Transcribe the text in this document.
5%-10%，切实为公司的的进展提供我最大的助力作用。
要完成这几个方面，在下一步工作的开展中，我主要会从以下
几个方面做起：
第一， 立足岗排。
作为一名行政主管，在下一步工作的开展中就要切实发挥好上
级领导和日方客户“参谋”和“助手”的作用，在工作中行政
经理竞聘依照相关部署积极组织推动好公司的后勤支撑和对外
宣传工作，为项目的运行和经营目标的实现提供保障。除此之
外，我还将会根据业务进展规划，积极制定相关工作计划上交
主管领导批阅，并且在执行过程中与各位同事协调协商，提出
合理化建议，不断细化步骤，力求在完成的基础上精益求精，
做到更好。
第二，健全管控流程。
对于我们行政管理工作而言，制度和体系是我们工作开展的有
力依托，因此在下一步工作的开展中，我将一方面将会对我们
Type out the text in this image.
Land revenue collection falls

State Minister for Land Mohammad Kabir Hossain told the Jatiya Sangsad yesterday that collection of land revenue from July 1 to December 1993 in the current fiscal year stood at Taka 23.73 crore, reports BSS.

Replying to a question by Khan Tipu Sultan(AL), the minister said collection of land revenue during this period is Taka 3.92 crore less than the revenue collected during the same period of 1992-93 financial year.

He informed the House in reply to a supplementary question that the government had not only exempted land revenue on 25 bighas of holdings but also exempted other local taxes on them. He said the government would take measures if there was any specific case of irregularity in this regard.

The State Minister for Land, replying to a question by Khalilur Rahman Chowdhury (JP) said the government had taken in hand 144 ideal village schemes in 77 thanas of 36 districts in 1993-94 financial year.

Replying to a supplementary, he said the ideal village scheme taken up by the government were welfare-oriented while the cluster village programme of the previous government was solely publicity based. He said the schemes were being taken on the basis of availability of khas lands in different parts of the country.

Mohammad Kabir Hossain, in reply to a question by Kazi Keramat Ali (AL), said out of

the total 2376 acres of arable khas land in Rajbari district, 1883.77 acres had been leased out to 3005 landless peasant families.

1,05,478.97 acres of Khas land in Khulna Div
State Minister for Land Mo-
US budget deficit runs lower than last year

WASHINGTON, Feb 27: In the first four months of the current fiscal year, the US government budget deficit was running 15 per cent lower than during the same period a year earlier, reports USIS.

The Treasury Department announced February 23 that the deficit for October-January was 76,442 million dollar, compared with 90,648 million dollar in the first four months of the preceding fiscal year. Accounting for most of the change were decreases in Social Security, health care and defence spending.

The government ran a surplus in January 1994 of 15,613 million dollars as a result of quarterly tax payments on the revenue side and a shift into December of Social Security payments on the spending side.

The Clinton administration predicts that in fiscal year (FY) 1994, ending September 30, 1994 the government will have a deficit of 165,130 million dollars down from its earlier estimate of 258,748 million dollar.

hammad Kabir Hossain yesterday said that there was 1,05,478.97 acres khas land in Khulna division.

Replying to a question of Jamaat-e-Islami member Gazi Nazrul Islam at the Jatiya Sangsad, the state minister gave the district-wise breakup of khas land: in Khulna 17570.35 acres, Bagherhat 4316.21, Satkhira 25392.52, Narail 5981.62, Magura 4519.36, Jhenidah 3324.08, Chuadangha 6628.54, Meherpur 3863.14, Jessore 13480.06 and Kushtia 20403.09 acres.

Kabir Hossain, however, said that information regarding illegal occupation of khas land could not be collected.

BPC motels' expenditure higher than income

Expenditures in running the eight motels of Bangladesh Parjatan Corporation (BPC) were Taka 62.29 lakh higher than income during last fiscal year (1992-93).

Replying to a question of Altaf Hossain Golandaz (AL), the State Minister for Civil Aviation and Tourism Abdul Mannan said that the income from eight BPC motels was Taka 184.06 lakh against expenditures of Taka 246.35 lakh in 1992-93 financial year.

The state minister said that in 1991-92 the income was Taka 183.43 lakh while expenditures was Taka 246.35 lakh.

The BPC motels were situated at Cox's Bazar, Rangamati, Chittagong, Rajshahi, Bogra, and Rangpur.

________________________

Set down each entry again, unchanged.

Transcribe the text in this document.
5%-10%，切实为公司的的进展提供我最大的助力作用。
要完成这几个方面，在下一步工作的开展中，我主要会从以下
几个方面做起：
第一， 立足岗排。
作为一名行政主管，在下一步工作的开展中就要切实发挥好上
级领导和日方客户“参谋”和“助手”的作用，在工作中行政
经理竞聘依照相关部署积极组织推动好公司的后勤支撑和对外
宣传工作，为项目的运行和经营目标的实现提供保障。除此之
外，我还将会根据业务进展规划，积极制定相关工作计划上交
主管领导批阅，并且在执行过程中与各位同事协调协商，提出
合理化建议，不断细化步骤，力求在完成的基础上精益求精，
做到更好。
第二，健全管控流程。
对于我们行政管理工作而言，制度和体系是我们工作开展的有
力依托，因此在下一步工作的开展中，我将一方面将会对我们
Type out the text in this image.
Land revenue collection falls

State Minister for Land Mohammad Kabir Hossain told the Jatiya Sangsad yesterday that collection of land revenue from July 1 to December 1993 in the current fiscal year stood at Taka 23.73 crore, reports BSS.

Replying to a question by Khan Tipu Sultan(AL), the minister said collection of land revenue during this period is Taka 3.92 crore less than the revenue collected during the same period of 1992-93 financial year.

He informed the House in reply to a supplementary question that the government had not only exempted land revenue on 25 bighas of holdings but also exempted other local taxes on them. He said the government would take measures if there was any specific case of irregularity in this regard.

The State Minister for Land, replying to a question by Khalilur Rahman Chowdhury (JP) said the government had taken in hand 144 ideal village schemes in 77 thanas of 36 districts in 1993-94 financial year.

Replying to a supplementary, he said the ideal village scheme taken up by the government were welfare-oriented while the cluster village programme of the previous government was solely publicity based. He said the schemes were being taken on the basis of availability of khas lands in different parts of the country.

Mohammad Kabir Hossain, in reply to a question by Kazi Keramat Ali (AL), said out of

the total 2376 acres of arable khas land in Rajbari district, 1883.77 acres had been leased out to 3005 landless peasant families.

1,05,478.97 acres of Khas land in Khulna Div
State Minister for Land Mo-
US budget deficit runs lower than last year

WASHINGTON, Feb 27: In the first four months of the current fiscal year, the US government budget deficit was running 15 per cent lower than during the same period a year earlier, reports USIS.

The Treasury Department announced February 23 that the deficit for October-January was 76,442 million dollar, compared with 90,648 million dollar in the first four months of the preceding fiscal year. Accounting for most of the change were decreases in Social Security, health care and defence spending.

The government ran a surplus in January 1994 of 15,613 million dollars as a result of quarterly tax payments on the revenue side and a shift into December of Social Security payments on the spending side.

The Clinton administration predicts that in fiscal year (FY) 1994, ending September 30, 1994 the government will have a deficit of 165,130 million dollars down from its earlier estimate of 258,748 million dollar.

hammad Kabir Hossain yesterday said that there was 1,05,478.97 acres khas land in Khulna division.

Replying to a question of Jamaat-e-Islami member Gazi Nazrul Islam at the Jatiya Sangsad, the state minister gave the district-wise breakup of khas land: in Khulna 17570.35 acres, Bagherhat 4316.21, Satkhira 25392.52, Narail 5981.62, Magura 4519.36, Jhenidah 3324.08, Chuadangha 6628.54, Meherpur 3863.14, Jessore 13480.06 and Kushtia 20403.09 acres.

Kabir Hossain, however, said that information regarding illegal occupation of khas land could not be collected.

BPC motels' expenditure higher than income

Expenditures in running the eight motels of Bangladesh Parjatan Corporation (BPC) were Taka 62.29 lakh higher than income during last fiscal year (1992-93).

Replying to a question of Altaf Hossain Golandaz (AL), the State Minister for Civil Aviation and Tourism Abdul Mannan said that the income from eight BPC motels was Taka 184.06 lakh against expenditures of Taka 246.35 lakh in 1992-93 financial year.

The state minister said that in 1991-92 the income was Taka 183.43 lakh while expenditures was Taka 246.35 lakh.

The BPC motels were situated at Cox's Bazar, Rangamati, Chittagong, Rajshahi, Bogra, and Rangpur.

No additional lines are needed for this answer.